- **EXERCISE BRIEF**
Copy out the pension fraud passage below word for word, from its first sentence to its last.

- **PASSAGE TO READ**
####

Data from Action Fraud show a steady fall in pension scam reports from 1,788 in 2014 to 358 in 2020 – a reduction of almost 80 percent. However, there has been an increase in reporting so far this year, with 107 reports of pension fraud received in the first three months of 2021. This is an increase of almost 45 percent when compared to the same period in 2020.
It has been reported that £1.8million has already been lost in fraud in the first three months of this year. The Action Fraud has rolled out warnings for savers to be extra cautious with their pensions.
Pension scams often include free pension reviews, `too good to be true` investment opportunities and offers to help release money from your pension, even for under 55s, which is not permitted under the pension freedom rules.
Pauline Smith, Head of Action Fraud, said:
`Criminals are malicious and unapologetic when it comes to committing pension fraud. They are motivated by their own financial gain and lack of any kind of empathy for their victims, who can often lose their whole life saving to these scams.
`We know pension fraud can have a devastating impact, both financially and emotionally, but any one of us can fall victim to fraud and it’s nothing to feel ashamed or embarrassed about. It’s incredibly important that instances of pension fraud and attempted scams are reported to Action Fraud.
`Every report helps police get that bit closer to the people committing these awful crimes. Reporting to Action Fraud also allows our specialist victim support advocates to provide people with important protection advice and signpost them to local support services.

####

- **MATERIAL SUPPLIED**
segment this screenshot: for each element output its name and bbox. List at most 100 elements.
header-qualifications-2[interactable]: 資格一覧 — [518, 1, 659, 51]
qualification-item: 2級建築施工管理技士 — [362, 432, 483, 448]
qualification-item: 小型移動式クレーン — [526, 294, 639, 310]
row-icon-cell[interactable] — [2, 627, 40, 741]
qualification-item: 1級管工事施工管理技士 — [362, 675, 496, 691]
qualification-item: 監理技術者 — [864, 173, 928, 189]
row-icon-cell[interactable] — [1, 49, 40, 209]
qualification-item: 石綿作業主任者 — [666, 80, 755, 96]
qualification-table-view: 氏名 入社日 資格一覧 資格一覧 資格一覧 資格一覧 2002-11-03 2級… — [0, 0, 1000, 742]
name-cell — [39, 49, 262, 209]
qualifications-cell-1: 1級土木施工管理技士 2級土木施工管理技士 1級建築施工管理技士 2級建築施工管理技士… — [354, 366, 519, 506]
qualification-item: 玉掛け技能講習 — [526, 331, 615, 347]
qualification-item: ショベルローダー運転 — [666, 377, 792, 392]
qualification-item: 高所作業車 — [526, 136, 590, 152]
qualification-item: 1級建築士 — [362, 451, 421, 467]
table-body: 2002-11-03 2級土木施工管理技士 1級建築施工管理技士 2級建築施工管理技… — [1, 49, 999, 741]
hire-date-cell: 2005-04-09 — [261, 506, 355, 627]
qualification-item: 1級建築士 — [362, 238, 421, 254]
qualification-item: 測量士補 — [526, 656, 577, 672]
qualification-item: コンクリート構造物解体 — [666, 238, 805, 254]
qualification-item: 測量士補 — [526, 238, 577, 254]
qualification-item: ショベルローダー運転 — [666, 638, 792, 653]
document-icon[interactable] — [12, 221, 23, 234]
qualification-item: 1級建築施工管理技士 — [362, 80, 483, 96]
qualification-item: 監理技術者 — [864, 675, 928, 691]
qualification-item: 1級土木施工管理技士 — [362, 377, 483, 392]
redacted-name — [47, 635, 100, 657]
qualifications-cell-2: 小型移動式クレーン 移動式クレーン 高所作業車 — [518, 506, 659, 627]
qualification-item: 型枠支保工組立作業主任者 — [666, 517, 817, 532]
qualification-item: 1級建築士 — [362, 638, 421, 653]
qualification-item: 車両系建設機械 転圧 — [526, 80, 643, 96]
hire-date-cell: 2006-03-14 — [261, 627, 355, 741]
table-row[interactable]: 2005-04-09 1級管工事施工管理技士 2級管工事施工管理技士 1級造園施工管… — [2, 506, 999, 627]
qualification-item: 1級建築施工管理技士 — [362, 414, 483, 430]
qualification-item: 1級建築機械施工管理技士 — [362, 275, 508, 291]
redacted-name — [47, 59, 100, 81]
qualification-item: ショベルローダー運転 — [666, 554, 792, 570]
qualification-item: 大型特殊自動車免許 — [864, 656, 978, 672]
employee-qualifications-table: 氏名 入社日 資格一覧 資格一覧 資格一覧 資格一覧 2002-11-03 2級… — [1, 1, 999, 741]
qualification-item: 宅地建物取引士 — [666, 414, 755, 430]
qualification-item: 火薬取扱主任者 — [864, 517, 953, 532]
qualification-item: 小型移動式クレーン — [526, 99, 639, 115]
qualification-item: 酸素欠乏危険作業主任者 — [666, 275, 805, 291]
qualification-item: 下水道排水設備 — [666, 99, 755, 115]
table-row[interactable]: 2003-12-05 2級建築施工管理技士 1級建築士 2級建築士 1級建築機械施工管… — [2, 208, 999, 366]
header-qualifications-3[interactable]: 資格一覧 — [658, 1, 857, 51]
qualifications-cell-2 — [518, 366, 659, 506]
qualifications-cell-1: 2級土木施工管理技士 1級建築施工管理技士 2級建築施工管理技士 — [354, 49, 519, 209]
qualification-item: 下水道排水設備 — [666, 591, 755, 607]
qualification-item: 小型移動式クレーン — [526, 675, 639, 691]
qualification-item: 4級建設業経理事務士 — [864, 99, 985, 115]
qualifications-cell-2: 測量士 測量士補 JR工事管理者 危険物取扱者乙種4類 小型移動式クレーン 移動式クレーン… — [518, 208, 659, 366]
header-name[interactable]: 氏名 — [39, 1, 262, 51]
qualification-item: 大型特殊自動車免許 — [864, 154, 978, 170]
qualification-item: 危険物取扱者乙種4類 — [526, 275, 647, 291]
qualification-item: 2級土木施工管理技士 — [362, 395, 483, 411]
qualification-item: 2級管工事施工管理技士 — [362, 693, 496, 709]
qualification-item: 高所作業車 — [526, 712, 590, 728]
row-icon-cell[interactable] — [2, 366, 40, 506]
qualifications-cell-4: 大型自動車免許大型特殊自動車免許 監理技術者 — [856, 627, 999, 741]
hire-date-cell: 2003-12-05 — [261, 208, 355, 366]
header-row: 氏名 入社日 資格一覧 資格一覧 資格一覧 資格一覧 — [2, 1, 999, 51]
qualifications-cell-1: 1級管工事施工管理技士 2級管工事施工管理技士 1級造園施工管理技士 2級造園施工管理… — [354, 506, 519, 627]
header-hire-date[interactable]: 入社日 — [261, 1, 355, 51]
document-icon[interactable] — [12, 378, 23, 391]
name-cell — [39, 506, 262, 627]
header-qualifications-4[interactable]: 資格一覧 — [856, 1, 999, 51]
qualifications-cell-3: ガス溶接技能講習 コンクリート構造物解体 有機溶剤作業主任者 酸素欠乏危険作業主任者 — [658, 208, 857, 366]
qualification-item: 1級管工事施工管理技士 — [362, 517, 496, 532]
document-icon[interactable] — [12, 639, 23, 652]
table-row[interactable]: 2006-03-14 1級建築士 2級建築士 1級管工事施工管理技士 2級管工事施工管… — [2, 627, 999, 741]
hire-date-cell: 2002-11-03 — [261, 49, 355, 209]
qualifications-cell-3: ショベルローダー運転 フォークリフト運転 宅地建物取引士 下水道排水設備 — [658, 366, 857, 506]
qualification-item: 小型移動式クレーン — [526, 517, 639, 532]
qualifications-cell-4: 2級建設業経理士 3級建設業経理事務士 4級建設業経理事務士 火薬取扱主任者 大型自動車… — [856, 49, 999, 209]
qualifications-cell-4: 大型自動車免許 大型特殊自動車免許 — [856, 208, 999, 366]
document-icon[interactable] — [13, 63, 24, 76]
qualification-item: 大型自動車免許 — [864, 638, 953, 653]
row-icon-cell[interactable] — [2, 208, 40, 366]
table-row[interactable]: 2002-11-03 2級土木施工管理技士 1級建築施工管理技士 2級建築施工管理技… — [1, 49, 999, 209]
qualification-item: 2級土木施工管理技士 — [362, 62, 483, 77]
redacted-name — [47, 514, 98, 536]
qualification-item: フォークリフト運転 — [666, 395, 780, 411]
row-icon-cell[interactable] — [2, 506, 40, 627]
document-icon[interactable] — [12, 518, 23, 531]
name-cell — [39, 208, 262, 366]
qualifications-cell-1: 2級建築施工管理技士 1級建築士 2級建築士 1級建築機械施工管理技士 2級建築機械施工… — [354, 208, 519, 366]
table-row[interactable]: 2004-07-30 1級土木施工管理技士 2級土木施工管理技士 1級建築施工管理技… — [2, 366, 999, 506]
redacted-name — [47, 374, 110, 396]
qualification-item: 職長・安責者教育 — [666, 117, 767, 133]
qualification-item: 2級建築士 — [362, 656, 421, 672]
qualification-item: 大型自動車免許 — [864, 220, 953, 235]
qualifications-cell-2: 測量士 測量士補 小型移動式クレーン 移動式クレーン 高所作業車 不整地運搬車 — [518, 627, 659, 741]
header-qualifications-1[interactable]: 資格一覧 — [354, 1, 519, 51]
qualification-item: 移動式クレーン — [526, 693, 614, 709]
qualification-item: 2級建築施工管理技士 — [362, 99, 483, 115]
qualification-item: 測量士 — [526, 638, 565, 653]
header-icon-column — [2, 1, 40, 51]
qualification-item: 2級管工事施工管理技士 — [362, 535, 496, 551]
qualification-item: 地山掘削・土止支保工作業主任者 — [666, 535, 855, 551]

####

- **WRITTEN REPLY**
Data from Action Fraud show a steady fall in pension scam reports from 1,788 in 2014 to 358 in 2020 – a reduction of almost 80 percent. However, there has been an increase in reporting so far this year, with 107 reports of pension fraud received in the first three months of 2021. This is an increase of almost 45 percent when compared to the same period in 2020.
It has been reported that £1.8million has already been lost in fraud in the first three months of this year. The Action Fraud has rolled out warnings for savers to be extra cautious with their pensions.
Pension scams often include free pension reviews, `too good to be true` investment opportunities and offers to help release money from your pension, even for under 55s, which is not permitted under the pension freedom rules.
Pauline Smith, Head of Action Fraud, said:
`Criminals are malicious and unapologetic when it comes to committing pension fraud. They are motivated by their own financial gain and lack of any kind of empathy for their victims, who can often lose their whole life saving to these scams.
`We know pension fraud can have a devastating impact, both financially and emotionally, but any one of us can fall victim to fraud and it’s nothing to feel ashamed or embarrassed about. It’s incredibly important that instances of pension fraud and attempted scams are reported to Action Fraud.
`Every report helps police get that bit closer to the people committing these awful crimes. Reporting to Action Fraud also allows our specialist victim support advocates to provide people with important protection advice and signpost them to local support services.